Dataset excerpts
(begin)
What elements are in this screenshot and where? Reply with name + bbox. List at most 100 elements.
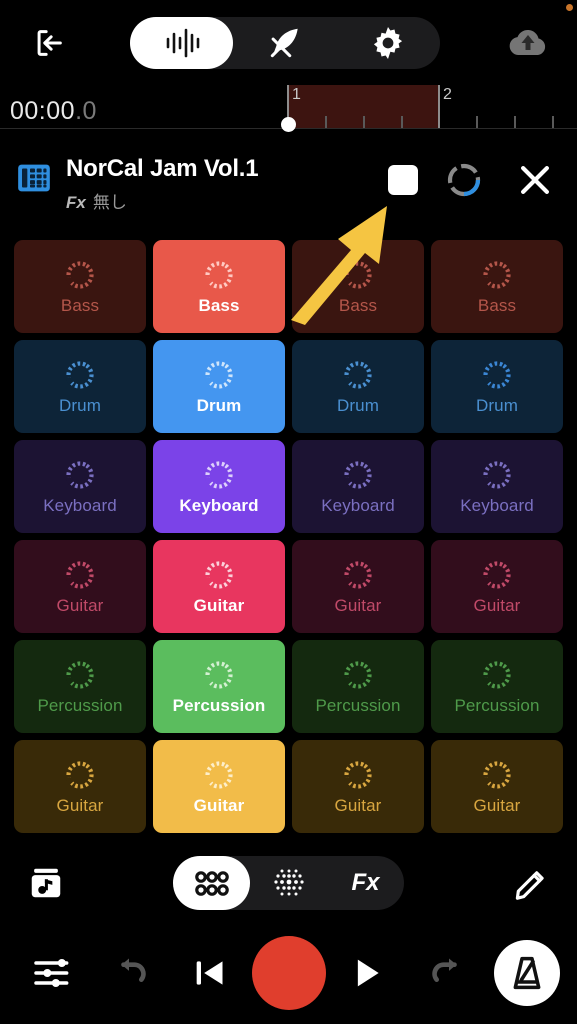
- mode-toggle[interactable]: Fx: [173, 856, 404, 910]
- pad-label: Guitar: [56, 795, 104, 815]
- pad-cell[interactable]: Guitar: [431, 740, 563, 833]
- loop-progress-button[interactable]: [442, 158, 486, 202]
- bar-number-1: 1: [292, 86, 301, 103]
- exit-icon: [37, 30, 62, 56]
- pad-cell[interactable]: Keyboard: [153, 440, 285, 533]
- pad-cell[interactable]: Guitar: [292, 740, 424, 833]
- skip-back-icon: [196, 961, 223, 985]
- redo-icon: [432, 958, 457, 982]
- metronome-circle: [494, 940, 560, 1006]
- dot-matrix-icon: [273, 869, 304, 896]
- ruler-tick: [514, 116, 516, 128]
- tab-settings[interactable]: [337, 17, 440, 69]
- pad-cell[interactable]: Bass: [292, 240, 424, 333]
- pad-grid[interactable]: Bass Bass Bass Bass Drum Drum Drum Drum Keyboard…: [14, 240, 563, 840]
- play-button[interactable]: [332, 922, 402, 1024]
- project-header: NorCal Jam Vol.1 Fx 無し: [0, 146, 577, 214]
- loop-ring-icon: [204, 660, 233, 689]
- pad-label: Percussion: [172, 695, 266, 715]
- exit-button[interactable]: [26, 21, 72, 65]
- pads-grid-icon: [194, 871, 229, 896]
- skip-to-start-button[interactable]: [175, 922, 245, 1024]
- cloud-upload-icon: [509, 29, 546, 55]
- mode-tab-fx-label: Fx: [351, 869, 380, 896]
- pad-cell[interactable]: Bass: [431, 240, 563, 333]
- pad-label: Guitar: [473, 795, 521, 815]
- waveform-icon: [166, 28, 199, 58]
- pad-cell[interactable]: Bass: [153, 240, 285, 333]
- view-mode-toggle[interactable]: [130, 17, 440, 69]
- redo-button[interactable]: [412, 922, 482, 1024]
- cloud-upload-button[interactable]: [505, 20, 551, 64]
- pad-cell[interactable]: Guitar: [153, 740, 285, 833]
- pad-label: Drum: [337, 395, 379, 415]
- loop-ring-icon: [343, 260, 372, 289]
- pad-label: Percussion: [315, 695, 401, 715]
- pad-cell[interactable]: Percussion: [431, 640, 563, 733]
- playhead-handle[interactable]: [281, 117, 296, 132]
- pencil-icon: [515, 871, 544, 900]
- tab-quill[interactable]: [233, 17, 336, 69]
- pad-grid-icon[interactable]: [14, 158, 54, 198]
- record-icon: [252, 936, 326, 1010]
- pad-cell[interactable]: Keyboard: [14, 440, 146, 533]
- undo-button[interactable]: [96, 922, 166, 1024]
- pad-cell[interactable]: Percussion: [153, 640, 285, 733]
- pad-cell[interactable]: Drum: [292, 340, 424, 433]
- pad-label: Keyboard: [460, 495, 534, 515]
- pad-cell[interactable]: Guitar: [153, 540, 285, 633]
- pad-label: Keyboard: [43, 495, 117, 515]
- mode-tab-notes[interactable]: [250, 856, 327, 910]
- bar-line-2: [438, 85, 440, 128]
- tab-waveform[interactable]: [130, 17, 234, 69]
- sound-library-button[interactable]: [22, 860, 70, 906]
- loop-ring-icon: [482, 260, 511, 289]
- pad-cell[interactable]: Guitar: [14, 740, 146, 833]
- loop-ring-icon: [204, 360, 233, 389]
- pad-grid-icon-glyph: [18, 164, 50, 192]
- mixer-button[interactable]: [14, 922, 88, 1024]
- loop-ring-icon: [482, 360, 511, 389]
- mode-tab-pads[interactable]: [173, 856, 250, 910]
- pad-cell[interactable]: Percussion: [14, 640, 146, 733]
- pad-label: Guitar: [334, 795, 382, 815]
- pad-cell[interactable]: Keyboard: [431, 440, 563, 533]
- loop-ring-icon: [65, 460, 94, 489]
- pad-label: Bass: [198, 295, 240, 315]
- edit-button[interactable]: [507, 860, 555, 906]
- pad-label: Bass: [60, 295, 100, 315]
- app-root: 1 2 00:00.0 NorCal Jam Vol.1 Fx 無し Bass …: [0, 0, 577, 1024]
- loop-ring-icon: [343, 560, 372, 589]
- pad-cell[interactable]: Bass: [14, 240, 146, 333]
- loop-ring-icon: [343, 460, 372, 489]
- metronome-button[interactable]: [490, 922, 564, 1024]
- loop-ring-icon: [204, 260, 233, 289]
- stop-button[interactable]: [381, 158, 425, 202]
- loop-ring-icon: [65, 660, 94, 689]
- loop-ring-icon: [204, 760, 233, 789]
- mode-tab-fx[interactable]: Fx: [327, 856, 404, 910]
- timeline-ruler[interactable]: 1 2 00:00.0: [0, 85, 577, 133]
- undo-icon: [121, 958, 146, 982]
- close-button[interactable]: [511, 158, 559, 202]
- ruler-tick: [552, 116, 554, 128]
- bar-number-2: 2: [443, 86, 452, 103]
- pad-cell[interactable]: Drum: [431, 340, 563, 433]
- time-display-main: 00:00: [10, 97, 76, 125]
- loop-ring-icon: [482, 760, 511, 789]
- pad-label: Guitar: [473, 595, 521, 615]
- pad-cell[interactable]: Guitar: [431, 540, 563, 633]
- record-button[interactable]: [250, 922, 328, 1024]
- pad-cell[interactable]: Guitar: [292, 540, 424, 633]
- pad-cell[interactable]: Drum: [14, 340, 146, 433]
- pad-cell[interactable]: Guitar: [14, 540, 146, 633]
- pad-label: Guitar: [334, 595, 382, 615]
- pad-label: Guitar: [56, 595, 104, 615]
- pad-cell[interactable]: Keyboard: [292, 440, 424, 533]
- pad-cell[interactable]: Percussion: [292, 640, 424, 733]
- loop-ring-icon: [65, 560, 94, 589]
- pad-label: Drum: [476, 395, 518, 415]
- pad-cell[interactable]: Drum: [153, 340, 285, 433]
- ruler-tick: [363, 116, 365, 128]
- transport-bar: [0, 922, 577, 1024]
(end)
(begin)
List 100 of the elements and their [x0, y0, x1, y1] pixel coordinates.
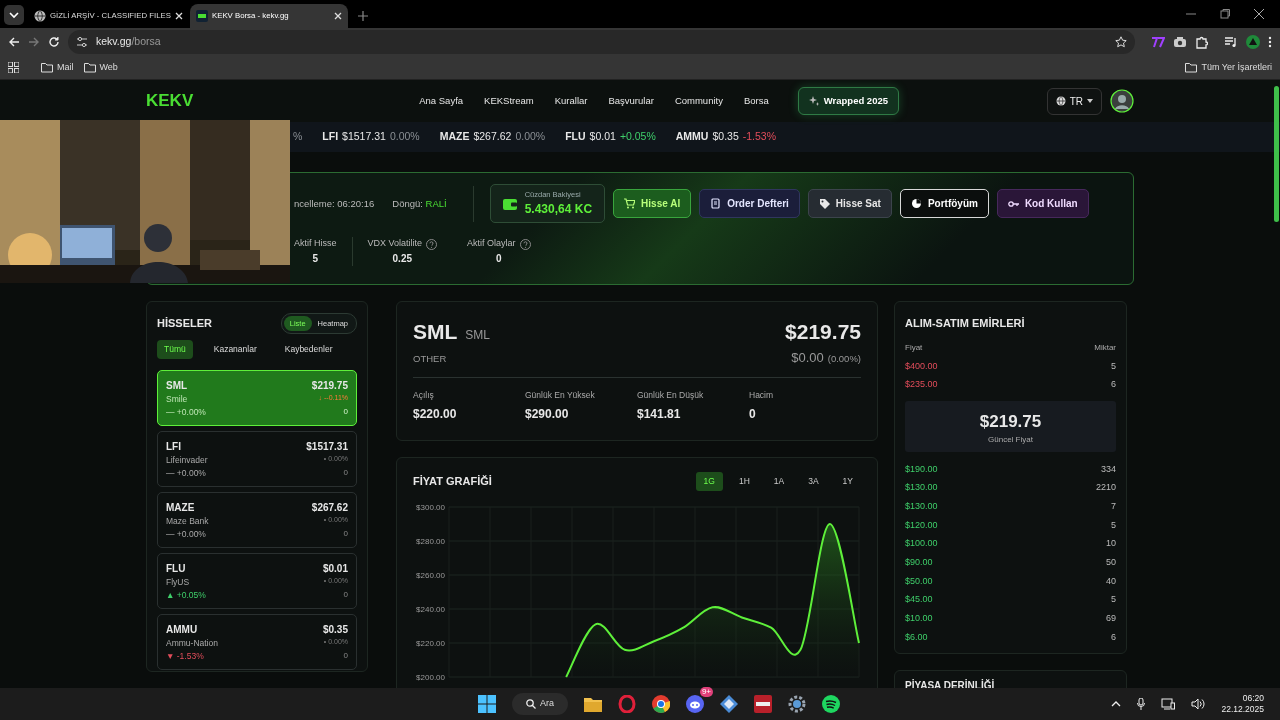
(end)
Challenge
Can you rewrite the listing starting with the line with "What elements are" and going on through the line with "- pad-cell[interactable]: Bass: [292, 240, 424, 333]", swapping "pad-cell" for "pad-tile" and keeping everything else the same? Leave the pictures out of your answer.

Output below
What elements are in this screenshot and where? Reply with name + bbox. List at most 100 elements.
- mode-toggle[interactable]: Fx: [173, 856, 404, 910]
- pad-label: Guitar: [56, 795, 104, 815]
- pad-tile[interactable]: Guitar: [431, 740, 563, 833]
- loop-progress-button[interactable]: [442, 158, 486, 202]
- bar-number-1: 1: [292, 86, 301, 103]
- exit-icon: [37, 30, 62, 56]
- pad-tile[interactable]: Keyboard: [153, 440, 285, 533]
- pad-tile[interactable]: Guitar: [292, 740, 424, 833]
- skip-back-icon: [196, 961, 223, 985]
- redo-icon: [432, 958, 457, 982]
- metronome-circle: [494, 940, 560, 1006]
- dot-matrix-icon: [273, 869, 304, 896]
- ruler-tick: [514, 116, 516, 128]
- tab-settings[interactable]: [337, 17, 440, 69]
- pad-tile[interactable]: Bass: [292, 240, 424, 333]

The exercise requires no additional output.